#### OBJECTIVE:
Write out the full set of records below exactly.

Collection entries

● ● ● ●

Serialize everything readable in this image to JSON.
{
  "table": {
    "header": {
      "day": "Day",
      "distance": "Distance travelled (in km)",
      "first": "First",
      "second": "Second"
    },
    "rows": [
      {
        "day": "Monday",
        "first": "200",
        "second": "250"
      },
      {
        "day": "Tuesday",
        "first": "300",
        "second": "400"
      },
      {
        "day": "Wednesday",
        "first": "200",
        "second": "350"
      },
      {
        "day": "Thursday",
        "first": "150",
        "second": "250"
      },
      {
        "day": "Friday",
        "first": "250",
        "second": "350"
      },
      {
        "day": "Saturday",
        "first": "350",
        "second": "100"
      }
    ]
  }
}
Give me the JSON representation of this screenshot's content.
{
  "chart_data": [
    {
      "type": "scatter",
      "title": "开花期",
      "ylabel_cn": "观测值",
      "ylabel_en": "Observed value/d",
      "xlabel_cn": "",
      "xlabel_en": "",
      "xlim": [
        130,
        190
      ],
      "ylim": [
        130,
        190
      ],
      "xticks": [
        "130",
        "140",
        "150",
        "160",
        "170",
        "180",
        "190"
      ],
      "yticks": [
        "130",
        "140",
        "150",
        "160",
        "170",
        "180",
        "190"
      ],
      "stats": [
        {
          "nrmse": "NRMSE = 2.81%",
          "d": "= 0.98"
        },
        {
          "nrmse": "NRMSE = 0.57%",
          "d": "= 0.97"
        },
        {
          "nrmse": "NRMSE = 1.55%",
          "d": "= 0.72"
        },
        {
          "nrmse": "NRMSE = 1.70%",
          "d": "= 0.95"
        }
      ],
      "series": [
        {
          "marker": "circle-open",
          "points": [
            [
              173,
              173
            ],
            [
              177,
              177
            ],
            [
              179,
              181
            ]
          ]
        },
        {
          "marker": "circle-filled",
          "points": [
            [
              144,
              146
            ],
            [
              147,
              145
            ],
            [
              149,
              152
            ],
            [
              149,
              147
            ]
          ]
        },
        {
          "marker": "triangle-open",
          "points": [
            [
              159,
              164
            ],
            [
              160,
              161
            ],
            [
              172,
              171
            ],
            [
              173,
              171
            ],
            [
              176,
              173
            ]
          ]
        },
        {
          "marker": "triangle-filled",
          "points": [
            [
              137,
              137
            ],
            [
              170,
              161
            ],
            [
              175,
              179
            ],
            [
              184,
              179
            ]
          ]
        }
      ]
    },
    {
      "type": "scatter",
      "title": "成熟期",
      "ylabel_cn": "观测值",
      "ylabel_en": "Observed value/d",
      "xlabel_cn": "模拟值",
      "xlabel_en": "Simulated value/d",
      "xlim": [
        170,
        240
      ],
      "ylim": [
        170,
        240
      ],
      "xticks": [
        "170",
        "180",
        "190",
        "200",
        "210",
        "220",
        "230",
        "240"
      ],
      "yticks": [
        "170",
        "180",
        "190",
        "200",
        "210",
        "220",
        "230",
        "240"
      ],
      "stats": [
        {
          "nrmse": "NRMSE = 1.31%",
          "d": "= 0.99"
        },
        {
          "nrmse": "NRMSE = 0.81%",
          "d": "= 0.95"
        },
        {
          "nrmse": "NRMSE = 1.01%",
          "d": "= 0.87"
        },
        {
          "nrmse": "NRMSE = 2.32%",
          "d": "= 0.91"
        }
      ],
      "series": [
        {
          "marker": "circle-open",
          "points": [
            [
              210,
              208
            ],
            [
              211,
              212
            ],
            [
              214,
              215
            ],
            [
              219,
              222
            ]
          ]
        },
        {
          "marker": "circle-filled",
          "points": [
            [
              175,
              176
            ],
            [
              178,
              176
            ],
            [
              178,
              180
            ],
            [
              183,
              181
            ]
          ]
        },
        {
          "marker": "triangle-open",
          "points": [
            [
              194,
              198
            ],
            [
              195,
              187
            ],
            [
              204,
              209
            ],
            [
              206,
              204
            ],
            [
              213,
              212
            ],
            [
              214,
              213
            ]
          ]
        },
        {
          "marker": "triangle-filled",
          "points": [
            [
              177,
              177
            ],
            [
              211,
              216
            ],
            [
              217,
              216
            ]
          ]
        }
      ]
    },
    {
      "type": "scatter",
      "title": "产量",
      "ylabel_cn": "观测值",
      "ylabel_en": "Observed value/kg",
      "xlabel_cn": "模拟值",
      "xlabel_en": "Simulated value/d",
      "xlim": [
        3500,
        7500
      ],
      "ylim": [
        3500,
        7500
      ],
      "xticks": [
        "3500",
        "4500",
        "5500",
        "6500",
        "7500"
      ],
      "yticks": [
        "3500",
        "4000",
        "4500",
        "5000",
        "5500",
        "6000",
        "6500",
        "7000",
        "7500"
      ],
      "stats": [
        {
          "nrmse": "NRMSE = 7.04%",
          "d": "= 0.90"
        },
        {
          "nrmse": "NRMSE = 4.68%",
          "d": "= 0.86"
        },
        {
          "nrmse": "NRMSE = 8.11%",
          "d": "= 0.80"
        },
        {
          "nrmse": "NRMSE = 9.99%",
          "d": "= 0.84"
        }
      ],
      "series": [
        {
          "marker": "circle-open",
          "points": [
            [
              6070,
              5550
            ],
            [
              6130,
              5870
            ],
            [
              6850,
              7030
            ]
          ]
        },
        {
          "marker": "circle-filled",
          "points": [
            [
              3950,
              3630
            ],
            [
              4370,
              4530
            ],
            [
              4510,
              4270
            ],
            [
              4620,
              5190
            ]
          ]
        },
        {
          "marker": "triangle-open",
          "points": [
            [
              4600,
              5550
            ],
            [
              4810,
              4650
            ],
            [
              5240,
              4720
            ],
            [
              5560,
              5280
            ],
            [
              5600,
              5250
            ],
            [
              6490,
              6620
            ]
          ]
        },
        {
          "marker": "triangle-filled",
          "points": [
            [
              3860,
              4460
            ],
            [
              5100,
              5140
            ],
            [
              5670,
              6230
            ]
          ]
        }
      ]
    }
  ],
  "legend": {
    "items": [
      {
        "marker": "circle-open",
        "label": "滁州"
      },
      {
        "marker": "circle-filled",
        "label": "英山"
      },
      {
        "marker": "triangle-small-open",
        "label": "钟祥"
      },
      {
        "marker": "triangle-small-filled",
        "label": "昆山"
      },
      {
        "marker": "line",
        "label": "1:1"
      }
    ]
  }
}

● ● ● ●

#### RESPONSE TO THE TASK:
Serialize everything readable in this image to JSON.
{
  "table": {
    "header": {
      "day": "Day",
      "distance": "Distance travelled (in km)",
      "first": "First",
      "second": "Second"
    },
    "rows": [
      {
        "day": "Monday",
        "first": "200",
        "second": "250"
      },
      {
        "day": "Tuesday",
        "first": "300",
        "second": "400"
      },
      {
        "day": "Wednesday",
        "first": "200",
        "second": "350"
      },
      {
        "day": "Thursday",
        "first": "150",
        "second": "250"
      },
      {
        "day": "Friday",
        "first": "250",
        "second": "350"
      },
      {
        "day": "Saturday",
        "first": "350",
        "second": "100"
      }
    ]
  }
}
Give me the JSON representation of this screenshot's content.
{
  "chart_data": [
    {
      "type": "scatter",
      "title": "开花期",
      "ylabel_cn": "观测值",
      "ylabel_en": "Observed value/d",
      "xlabel_cn": "",
      "xlabel_en": "",
      "xlim": [
        130,
        190
      ],
      "ylim": [
        130,
        190
      ],
      "xticks": [
        "130",
        "140",
        "150",
        "160",
        "170",
        "180",
        "190"
      ],
      "yticks": [
        "130",
        "140",
        "150",
        "160",
        "170",
        "180",
        "190"
      ],
      "stats": [
        {
          "nrmse": "NRMSE = 2.81%",
          "d": "= 0.98"
        },
        {
          "nrmse": "NRMSE = 0.57%",
          "d": "= 0.97"
        },
        {
          "nrmse": "NRMSE = 1.55%",
          "d": "= 0.72"
        },
        {
          "nrmse": "NRMSE = 1.70%",
          "d": "= 0.95"
        }
      ],
      "series": [
        {
          "marker": "circle-open",
          "points": [
            [
              173,
              173
            ],
            [
              177,
              177
            ],
            [
              179,
              181
            ]
          ]
        },
        {
          "marker": "circle-filled",
          "points": [
            [
              144,
              146
            ],
            [
              147,
              145
            ],
            [
              149,
              152
            ],
            [
              149,
              147
            ]
          ]
        },
        {
          "marker": "triangle-open",
          "points": [
            [
              159,
              164
            ],
            [
              160,
              161
            ],
            [
              172,
              171
            ],
            [
              173,
              171
            ],
            [
              176,
              173
            ]
          ]
        },
        {
          "marker": "triangle-filled",
          "points": [
            [
              137,
              137
            ],
            [
              170,
              161
            ],
            [
              175,
              179
            ],
            [
              184,
              179
            ]
          ]
        }
      ]
    },
    {
      "type": "scatter",
      "title": "成熟期",
      "ylabel_cn": "观测值",
      "ylabel_en": "Observed value/d",
      "xlabel_cn": "模拟值",
      "xlabel_en": "Simulated value/d",
      "xlim": [
        170,
        240
      ],
      "ylim": [
        170,
        240
      ],
      "xticks": [
        "170",
        "180",
        "190",
        "200",
        "210",
        "220",
        "230",
        "240"
      ],
      "yticks": [
        "170",
        "180",
        "190",
        "200",
        "210",
        "220",
        "230",
        "240"
      ],
      "stats": [
        {
          "nrmse": "NRMSE = 1.31%",
          "d": "= 0.99"
        },
        {
          "nrmse": "NRMSE = 0.81%",
          "d": "= 0.95"
        },
        {
          "nrmse": "NRMSE = 1.01%",
          "d": "= 0.87"
        },
        {
          "nrmse": "NRMSE = 2.32%",
          "d": "= 0.91"
        }
      ],
      "series": [
        {
          "marker": "circle-open",
          "points": [
            [
              210,
              208
            ],
            [
              211,
              212
            ],
            [
              214,
              215
            ],
            [
              219,
              222
            ]
          ]
        },
        {
          "marker": "circle-filled",
          "points": [
            [
              175,
              176
            ],
            [
              178,
              176
            ],
            [
              178,
              180
            ],
            [
              183,
              181
            ]
          ]
        },
        {
          "marker": "triangle-open",
          "points": [
            [
              194,
              198
            ],
            [
              195,
              187
            ],
            [
              204,
              209
            ],
            [
              206,
              204
            ],
            [
              213,
              212
            ],
            [
              214,
              213
            ]
          ]
        },
        {
          "marker": "triangle-filled",
          "points": [
            [
              177,
              177
            ],
            [
              211,
              216
            ],
            [
              217,
              216
            ]
          ]
        }
      ]
    },
    {
      "type": "scatter",
      "title": "产量",
      "ylabel_cn": "观测值",
      "ylabel_en": "Observed value/kg",
      "xlabel_cn": "模拟值",
      "xlabel_en": "Simulated value/d",
      "xlim": [
        3500,
        7500
      ],
      "ylim": [
        3500,
        7500
      ],
      "xticks": [
        "3500",
        "4500",
        "5500",
        "6500",
        "7500"
      ],
      "yticks": [
        "3500",
        "4000",
        "4500",
        "5000",
        "5500",
        "6000",
        "6500",
        "7000",
        "7500"
      ],
      "stats": [
        {
          "nrmse": "NRMSE = 7.04%",
          "d": "= 0.90"
        },
        {
          "nrmse": "NRMSE = 4.68%",
          "d": "= 0.86"
        },
        {
          "nrmse": "NRMSE = 8.11%",
          "d": "= 0.80"
        },
        {
          "nrmse": "NRMSE = 9.99%",
          "d": "= 0.84"
        }
      ],
      "series": [
        {
          "marker": "circle-open",
          "points": [
            [
              6070,
              5550
            ],
            [
              6130,
              5870
            ],
            [
              6850,
              7030
            ]
          ]
        },
        {
          "marker": "circle-filled",
          "points": [
            [
              3950,
              3630
            ],
            [
              4370,
              4530
            ],
            [
              4510,
              4270
            ],
            [
              4620,
              5190
            ]
          ]
        },
        {
          "marker": "triangle-open",
          "points": [
            [
              4600,
              5550
            ],
            [
              4810,
              4650
            ],
            [
              5240,
              4720
            ],
            [
              5560,
              5280
            ],
            [
              5600,
              5250
            ],
            [
              6490,
              6620
            ]
          ]
        },
        {
          "marker": "triangle-filled",
          "points": [
            [
              3860,
              4460
            ],
            [
              5100,
              5140
            ],
            [
              5670,
              6230
            ]
          ]
        }
      ]
    }
  ],
  "legend": {
    "items": [
      {
        "marker": "circle-open",
        "label": "滁州"
      },
      {
        "marker": "circle-filled",
        "label": "英山"
      },
      {
        "marker": "triangle-small-open",
        "label": "钟祥"
      },
      {
        "marker": "triangle-small-filled",
        "label": "昆山"
      },
      {
        "marker": "line",
        "label": "1:1"
      }
    ]
  }
}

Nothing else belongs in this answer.